* [TASK STATEMENT]:
Make an exact copy of all the entries below, with the pictures left out.

::::::::::

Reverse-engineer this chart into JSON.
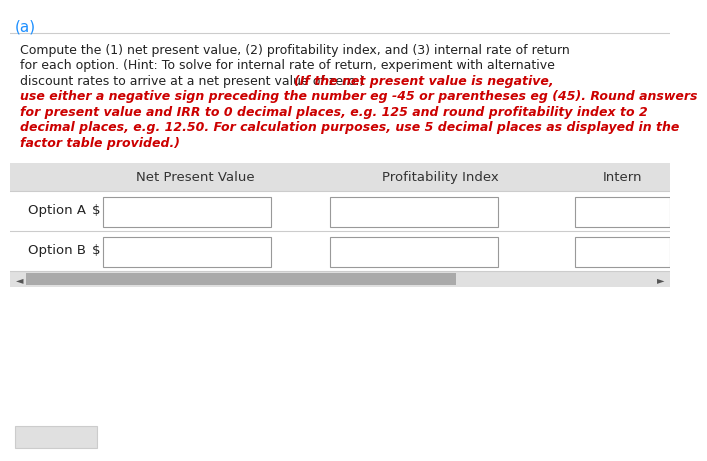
{
  "title_label": "(a)",
  "title_color": "#1E90FF",
  "header_bg": "#E0E0E0",
  "header_text_color": "#333333",
  "col_headers": [
    "Net Present Value",
    "Profitability Index",
    "Intern"
  ],
  "row_labels": [
    "Option A",
    "Option B"
  ],
  "dollar_sign": "$",
  "bg_color": "#FFFFFF",
  "separator_color": "#CCCCCC",
  "scrollbar_color": "#AAAAAA",
  "box_border_color": "#999999",
  "arrow_color": "#555555",
  "lines_data": [
    [
      [
        "Compute the (1) net present value, (2) profitability index, and (3) internal rate of return",
        "#222222"
      ]
    ],
    [
      [
        "for each option. (Hint: To solve for internal rate of return, experiment with alternative",
        "#222222"
      ]
    ],
    [
      [
        "discount rates to arrive at a net present value of zero.) ",
        "#222222"
      ],
      [
        "(If the net present value is negative,",
        "#CC0000"
      ]
    ],
    [
      [
        "use either a negative sign preceding the number eg -45 or parentheses eg (45). Round answers",
        "#CC0000"
      ]
    ],
    [
      [
        "for present value and IRR to 0 decimal places, e.g. 125 and round profitability index to 2",
        "#CC0000"
      ]
    ],
    [
      [
        "decimal places, e.g. 12.50. For calculation purposes, use 5 decimal places as displayed in the",
        "#CC0000"
      ]
    ],
    [
      [
        "factor table provided.)",
        "#CC0000"
      ]
    ]
  ]
}
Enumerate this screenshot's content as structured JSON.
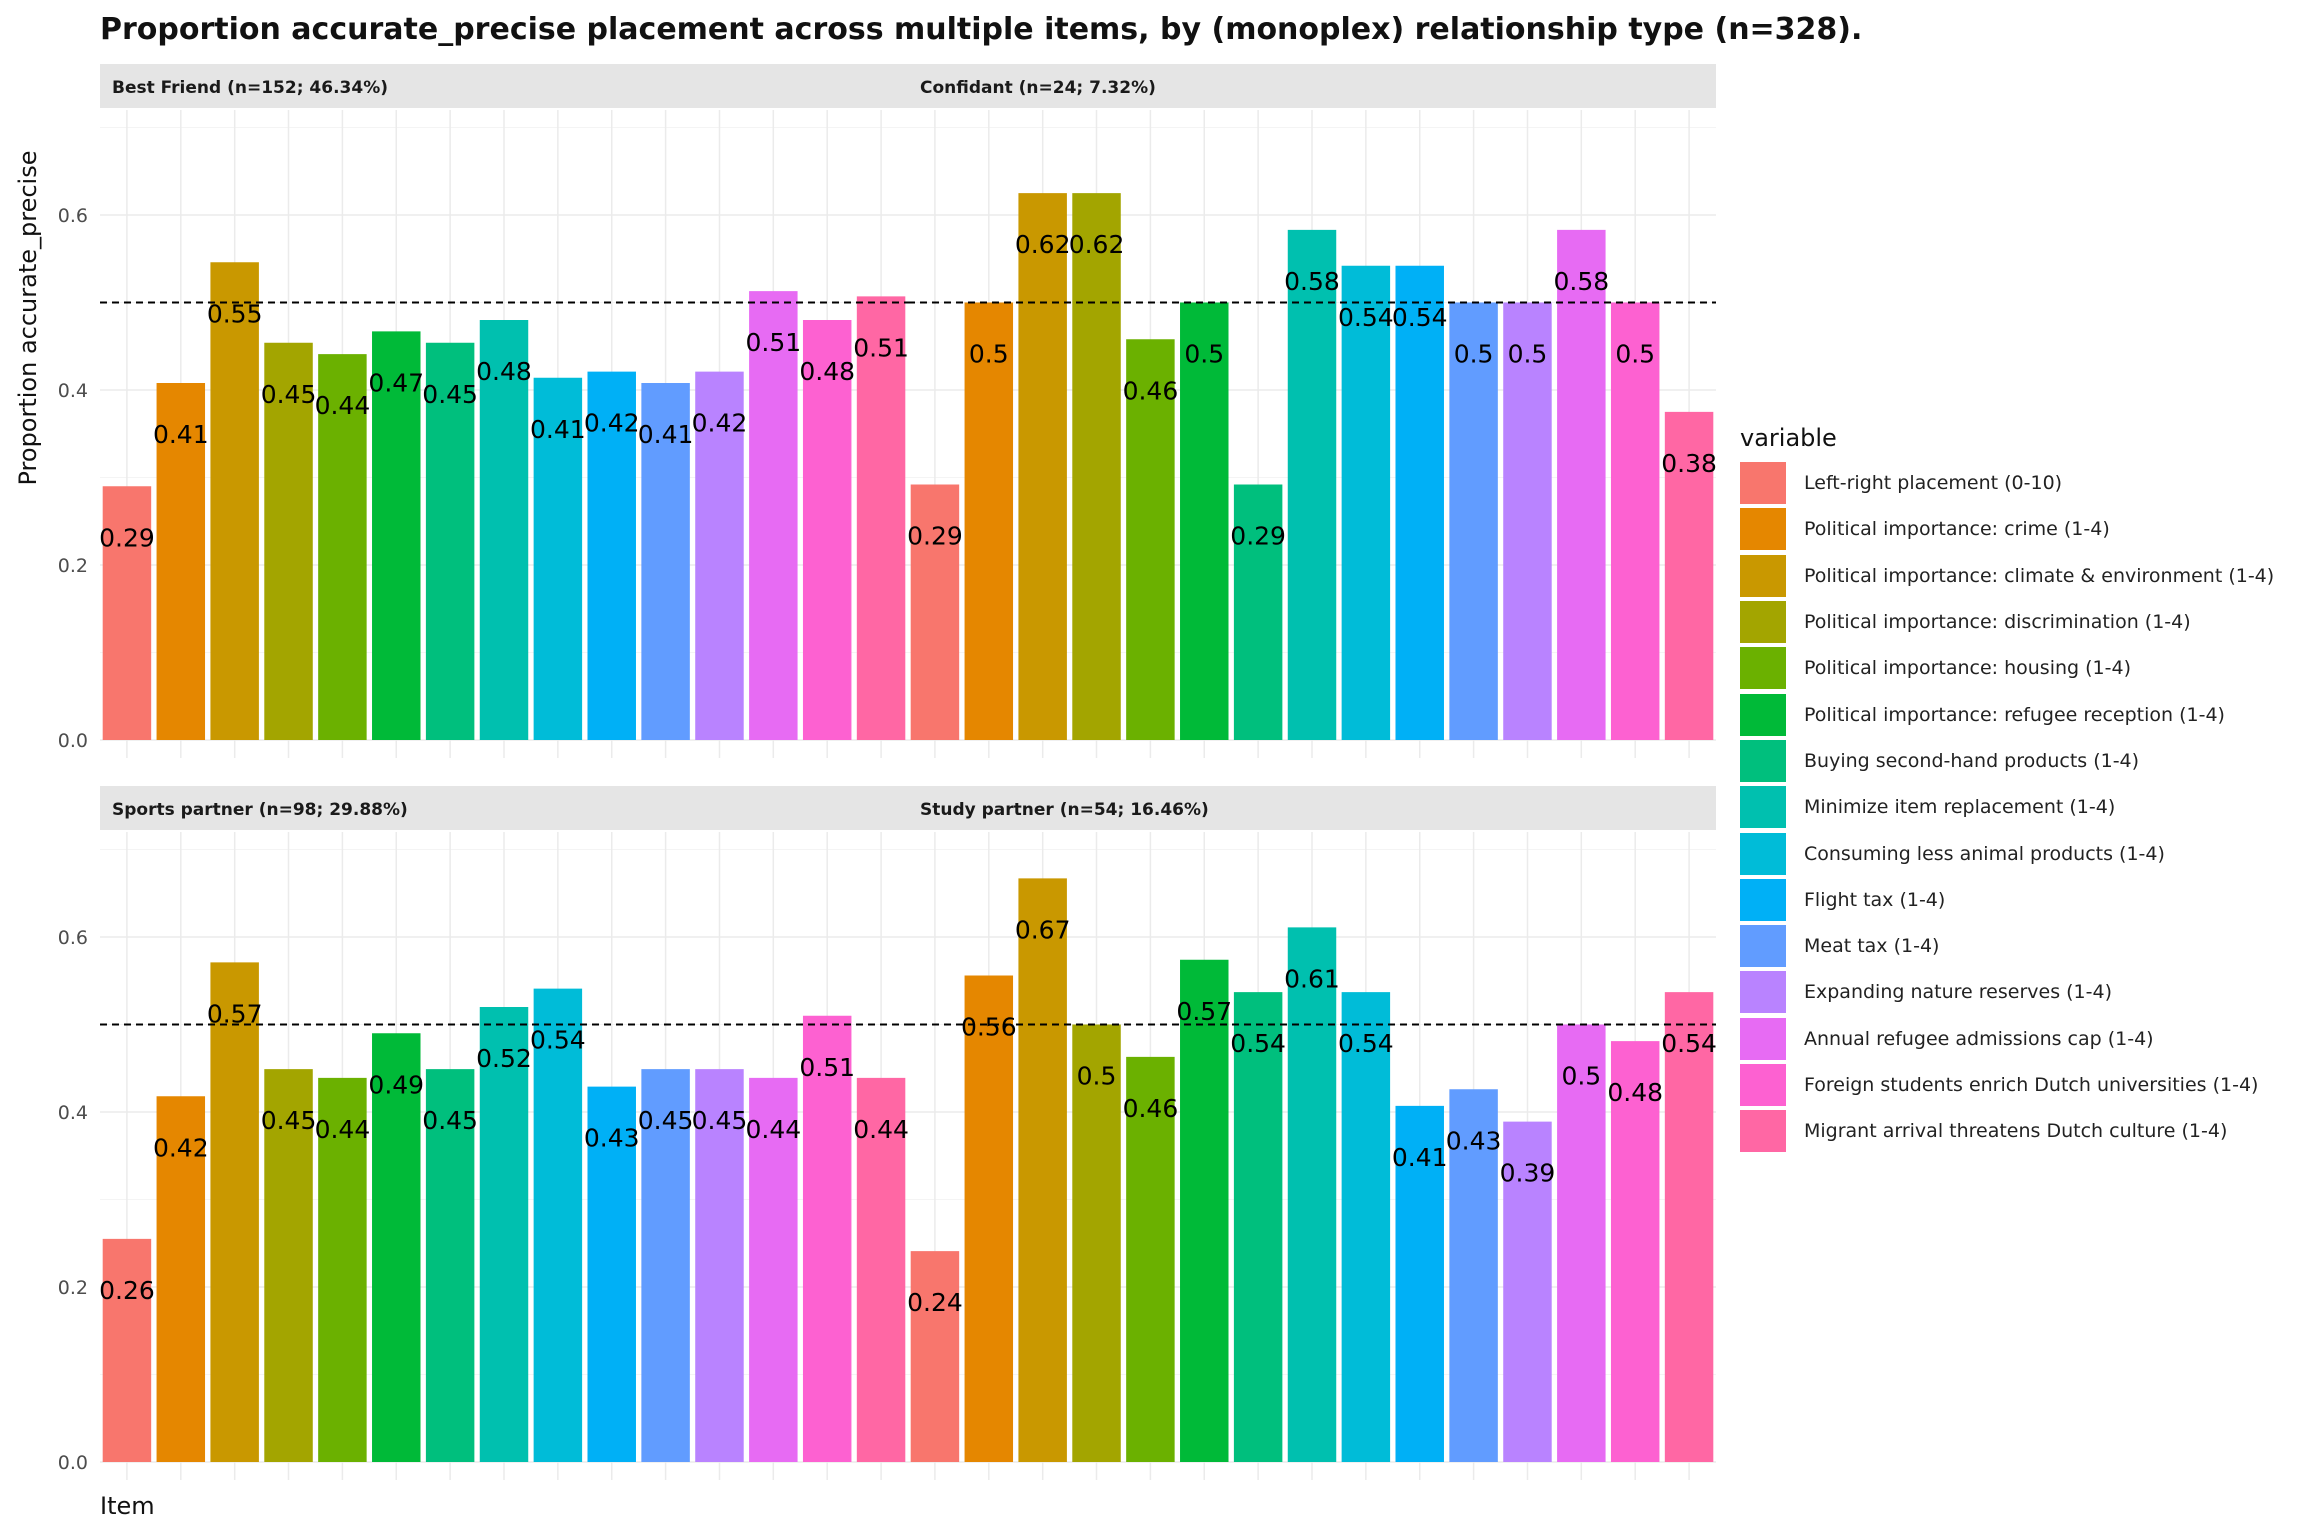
{
  "chart_data": {
    "type": "bar",
    "title": "Proportion accurate_precise placement across multiple items, by (monoplex) relationship type (n=328).",
    "xlabel": "Item",
    "ylabel": "Proportion accurate_precise",
    "ylim": [
      0,
      0.72
    ],
    "y_ticks": [
      "0.0",
      "0.2",
      "0.4",
      "0.6"
    ],
    "y_tick_values": [
      0,
      0.2,
      0.4,
      0.6
    ],
    "reference_line": 0.5,
    "grid": true,
    "legend_position": "right",
    "legend_title": "variable",
    "categories": [
      "Left-right placement (0-10)",
      "Political importance: crime (1-4)",
      "Political importance: climate & environment (1-4)",
      "Political importance: discrimination (1-4)",
      "Political importance: housing (1-4)",
      "Political importance: refugee reception (1-4)",
      "Buying second-hand products (1-4)",
      "Minimize item replacement (1-4)",
      "Consuming less animal products (1-4)",
      "Flight tax (1-4)",
      "Meat tax (1-4)",
      "Expanding nature reserves (1-4)",
      "Annual refugee admissions cap (1-4)",
      "Foreign students enrich Dutch universities (1-4)",
      "Migrant arrival threatens Dutch culture (1-4)"
    ],
    "colors": [
      "#F8766D",
      "#E58700",
      "#C99800",
      "#A3A500",
      "#6BB100",
      "#00BA38",
      "#00BF7D",
      "#00C0AF",
      "#00BCD8",
      "#00B0F6",
      "#619CFF",
      "#B983FF",
      "#E76BF3",
      "#FD61D1",
      "#FF67A4"
    ],
    "panels": [
      {
        "name": "Best Friend (n=152; 46.34%)",
        "values": [
          0.29,
          0.408,
          0.546,
          0.454,
          0.441,
          0.467,
          0.454,
          0.48,
          0.414,
          0.421,
          0.408,
          0.421,
          0.513,
          0.48,
          0.507
        ],
        "labels": [
          "0.29",
          "0.41",
          "0.55",
          "0.45",
          "0.44",
          "0.47",
          "0.45",
          "0.48",
          "0.41",
          "0.42",
          "0.41",
          "0.42",
          "0.51",
          "0.48",
          "0.51"
        ]
      },
      {
        "name": "Confidant (n=24; 7.32%)",
        "values": [
          0.292,
          0.5,
          0.625,
          0.625,
          0.458,
          0.5,
          0.292,
          0.583,
          0.542,
          0.542,
          0.5,
          0.5,
          0.583,
          0.5,
          0.375
        ],
        "labels": [
          "0.29",
          "0.5",
          "0.62",
          "0.62",
          "0.46",
          "0.5",
          "0.29",
          "0.58",
          "0.54",
          "0.54",
          "0.5",
          "0.5",
          "0.58",
          "0.5",
          "0.38"
        ]
      },
      {
        "name": "Sports partner (n=98; 29.88%)",
        "values": [
          0.255,
          0.418,
          0.571,
          0.449,
          0.439,
          0.49,
          0.449,
          0.52,
          0.541,
          0.429,
          0.449,
          0.449,
          0.439,
          0.51,
          0.439
        ],
        "labels": [
          "0.26",
          "0.42",
          "0.57",
          "0.45",
          "0.44",
          "0.49",
          "0.45",
          "0.52",
          "0.54",
          "0.43",
          "0.45",
          "0.45",
          "0.44",
          "0.51",
          "0.44"
        ]
      },
      {
        "name": "Study partner (n=54; 16.46%)",
        "values": [
          0.241,
          0.556,
          0.667,
          0.5,
          0.463,
          0.574,
          0.537,
          0.611,
          0.537,
          0.407,
          0.426,
          0.389,
          0.5,
          0.481,
          0.537
        ],
        "labels": [
          "0.24",
          "0.56",
          "0.67",
          "0.5",
          "0.46",
          "0.57",
          "0.54",
          "0.61",
          "0.54",
          "0.41",
          "0.43",
          "0.39",
          "0.5",
          "0.48",
          "0.54"
        ]
      }
    ]
  }
}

::::::::::

* [TASK SOLUTION]:
Reverse-engineer this chart into JSON.
{
  "title_label": "(a)",
  "title_color": "#1E90FF",
  "header_bg": "#E0E0E0",
  "header_text_color": "#333333",
  "col_headers": [
    "Net Present Value",
    "Profitability Index",
    "Intern"
  ],
  "row_labels": [
    "Option A",
    "Option B"
  ],
  "dollar_sign": "$",
  "bg_color": "#FFFFFF",
  "separator_color": "#CCCCCC",
  "scrollbar_color": "#AAAAAA",
  "box_border_color": "#999999",
  "arrow_color": "#555555",
  "lines_data": [
    [
      [
        "Compute the (1) net present value, (2) profitability index, and (3) internal rate of return",
        "#222222"
      ]
    ],
    [
      [
        "for each option. (Hint: To solve for internal rate of return, experiment with alternative",
        "#222222"
      ]
    ],
    [
      [
        "discount rates to arrive at a net present value of zero.) ",
        "#222222"
      ],
      [
        "(If the net present value is negative,",
        "#CC0000"
      ]
    ],
    [
      [
        "use either a negative sign preceding the number eg -45 or parentheses eg (45). Round answers",
        "#CC0000"
      ]
    ],
    [
      [
        "for present value and IRR to 0 decimal places, e.g. 125 and round profitability index to 2",
        "#CC0000"
      ]
    ],
    [
      [
        "decimal places, e.g. 12.50. For calculation purposes, use 5 decimal places as displayed in the",
        "#CC0000"
      ]
    ],
    [
      [
        "factor table provided.)",
        "#CC0000"
      ]
    ]
  ]
}
Enumerate this screenshot's content as structured JSON.
{
  "chart_data": {
    "type": "bar",
    "title": "Proportion accurate_precise placement across multiple items, by (monoplex) relationship type (n=328).",
    "xlabel": "Item",
    "ylabel": "Proportion accurate_precise",
    "ylim": [
      0,
      0.72
    ],
    "y_ticks": [
      "0.0",
      "0.2",
      "0.4",
      "0.6"
    ],
    "y_tick_values": [
      0,
      0.2,
      0.4,
      0.6
    ],
    "reference_line": 0.5,
    "grid": true,
    "legend_position": "right",
    "legend_title": "variable",
    "categories": [
      "Left-right placement (0-10)",
      "Political importance: crime (1-4)",
      "Political importance: climate & environment (1-4)",
      "Political importance: discrimination (1-4)",
      "Political importance: housing (1-4)",
      "Political importance: refugee reception (1-4)",
      "Buying second-hand products (1-4)",
      "Minimize item replacement (1-4)",
      "Consuming less animal products (1-4)",
      "Flight tax (1-4)",
      "Meat tax (1-4)",
      "Expanding nature reserves (1-4)",
      "Annual refugee admissions cap (1-4)",
      "Foreign students enrich Dutch universities (1-4)",
      "Migrant arrival threatens Dutch culture (1-4)"
    ],
    "colors": [
      "#F8766D",
      "#E58700",
      "#C99800",
      "#A3A500",
      "#6BB100",
      "#00BA38",
      "#00BF7D",
      "#00C0AF",
      "#00BCD8",
      "#00B0F6",
      "#619CFF",
      "#B983FF",
      "#E76BF3",
      "#FD61D1",
      "#FF67A4"
    ],
    "panels": [
      {
        "name": "Best Friend (n=152; 46.34%)",
        "values": [
          0.29,
          0.408,
          0.546,
          0.454,
          0.441,
          0.467,
          0.454,
          0.48,
          0.414,
          0.421,
          0.408,
          0.421,
          0.513,
          0.48,
          0.507
        ],
        "labels": [
          "0.29",
          "0.41",
          "0.55",
          "0.45",
          "0.44",
          "0.47",
          "0.45",
          "0.48",
          "0.41",
          "0.42",
          "0.41",
          "0.42",
          "0.51",
          "0.48",
          "0.51"
        ]
      },
      {
        "name": "Confidant (n=24; 7.32%)",
        "values": [
          0.292,
          0.5,
          0.625,
          0.625,
          0.458,
          0.5,
          0.292,
          0.583,
          0.542,
          0.542,
          0.5,
          0.5,
          0.583,
          0.5,
          0.375
        ],
        "labels": [
          "0.29",
          "0.5",
          "0.62",
          "0.62",
          "0.46",
          "0.5",
          "0.29",
          "0.58",
          "0.54",
          "0.54",
          "0.5",
          "0.5",
          "0.58",
          "0.5",
          "0.38"
        ]
      },
      {
        "name": "Sports partner (n=98; 29.88%)",
        "values": [
          0.255,
          0.418,
          0.571,
          0.449,
          0.439,
          0.49,
          0.449,
          0.52,
          0.541,
          0.429,
          0.449,
          0.449,
          0.439,
          0.51,
          0.439
        ],
        "labels": [
          "0.26",
          "0.42",
          "0.57",
          "0.45",
          "0.44",
          "0.49",
          "0.45",
          "0.52",
          "0.54",
          "0.43",
          "0.45",
          "0.45",
          "0.44",
          "0.51",
          "0.44"
        ]
      },
      {
        "name": "Study partner (n=54; 16.46%)",
        "values": [
          0.241,
          0.556,
          0.667,
          0.5,
          0.463,
          0.574,
          0.537,
          0.611,
          0.537,
          0.407,
          0.426,
          0.389,
          0.5,
          0.481,
          0.537
        ],
        "labels": [
          "0.24",
          "0.56",
          "0.67",
          "0.5",
          "0.46",
          "0.57",
          "0.54",
          "0.61",
          "0.54",
          "0.41",
          "0.43",
          "0.39",
          "0.5",
          "0.48",
          "0.54"
        ]
      }
    ]
  }
}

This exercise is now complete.